→ **Extracted data entries**:
◆ ◆ ◆ ◆ ◆

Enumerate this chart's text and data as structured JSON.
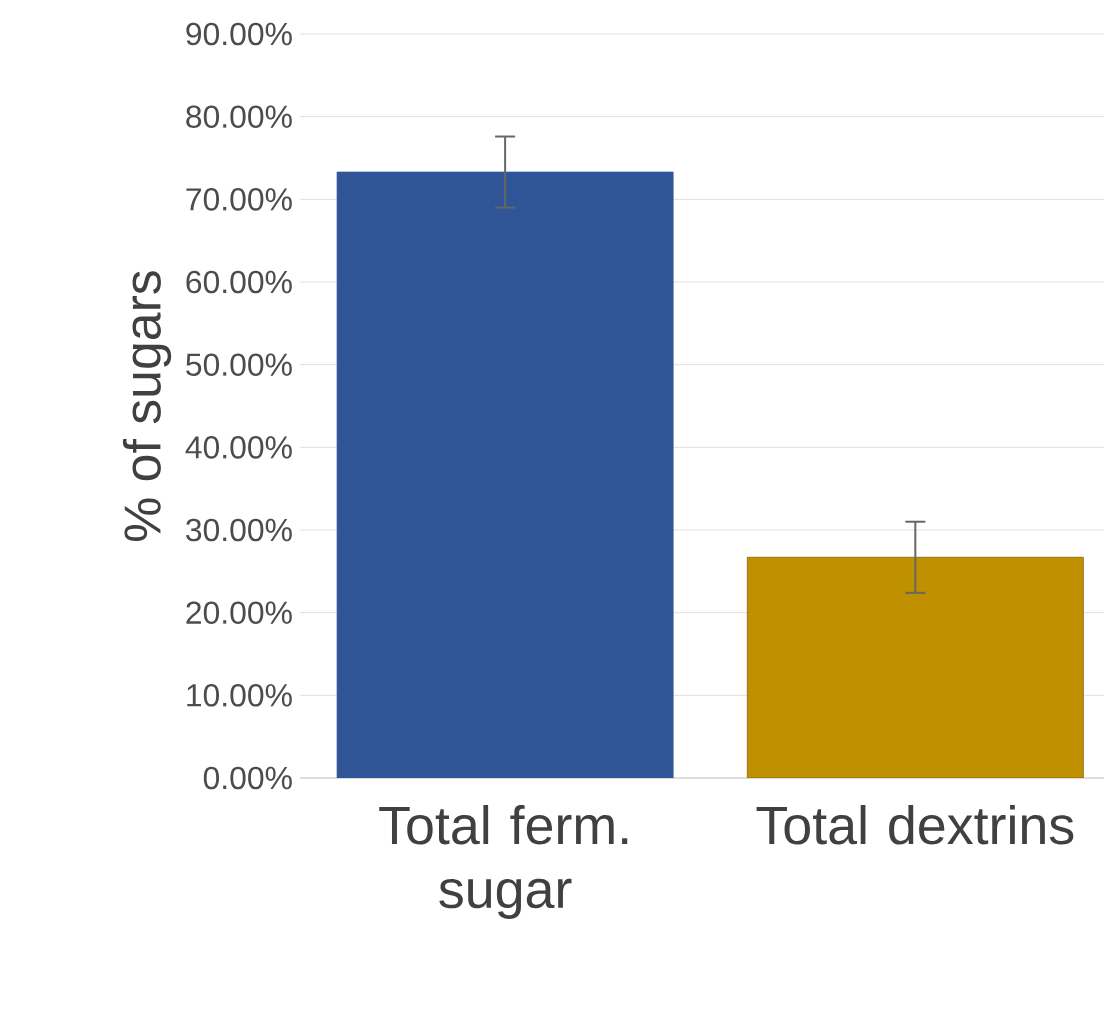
{
  "chart_data": {
    "type": "bar",
    "ylabel": "% of sugars",
    "categories": [
      "Total ferm. sugar",
      "Total dextrins"
    ],
    "values": [
      73.3,
      26.7
    ],
    "errors": [
      4.3,
      4.3
    ],
    "colors": [
      "#2f5597",
      "#bf9000"
    ],
    "ylim": [
      0,
      90
    ],
    "yticks": [
      {
        "value": 0,
        "label": "0.00%"
      },
      {
        "value": 10,
        "label": "10.00%"
      },
      {
        "value": 20,
        "label": "20.00%"
      },
      {
        "value": 30,
        "label": "30.00%"
      },
      {
        "value": 40,
        "label": "40.00%"
      },
      {
        "value": 50,
        "label": "50.00%"
      },
      {
        "value": 60,
        "label": "60.00%"
      },
      {
        "value": 70,
        "label": "70.00%"
      },
      {
        "value": 80,
        "label": "80.00%"
      },
      {
        "value": 90,
        "label": "90.00%"
      }
    ],
    "grid": "y"
  }
}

◆ ◆ ◆ ◆ ◆

→ **GIVEN TASK**:
Extract the text of all the records above verbatim, excluding pictures.

→ **IN RESPONSE**:
Enumerate this chart's text and data as structured JSON.
{
  "chart_data": {
    "type": "bar",
    "ylabel": "% of sugars",
    "categories": [
      "Total ferm. sugar",
      "Total dextrins"
    ],
    "values": [
      73.3,
      26.7
    ],
    "errors": [
      4.3,
      4.3
    ],
    "colors": [
      "#2f5597",
      "#bf9000"
    ],
    "ylim": [
      0,
      90
    ],
    "yticks": [
      {
        "value": 0,
        "label": "0.00%"
      },
      {
        "value": 10,
        "label": "10.00%"
      },
      {
        "value": 20,
        "label": "20.00%"
      },
      {
        "value": 30,
        "label": "30.00%"
      },
      {
        "value": 40,
        "label": "40.00%"
      },
      {
        "value": 50,
        "label": "50.00%"
      },
      {
        "value": 60,
        "label": "60.00%"
      },
      {
        "value": 70,
        "label": "70.00%"
      },
      {
        "value": 80,
        "label": "80.00%"
      },
      {
        "value": 90,
        "label": "90.00%"
      }
    ],
    "grid": "y"
  }
}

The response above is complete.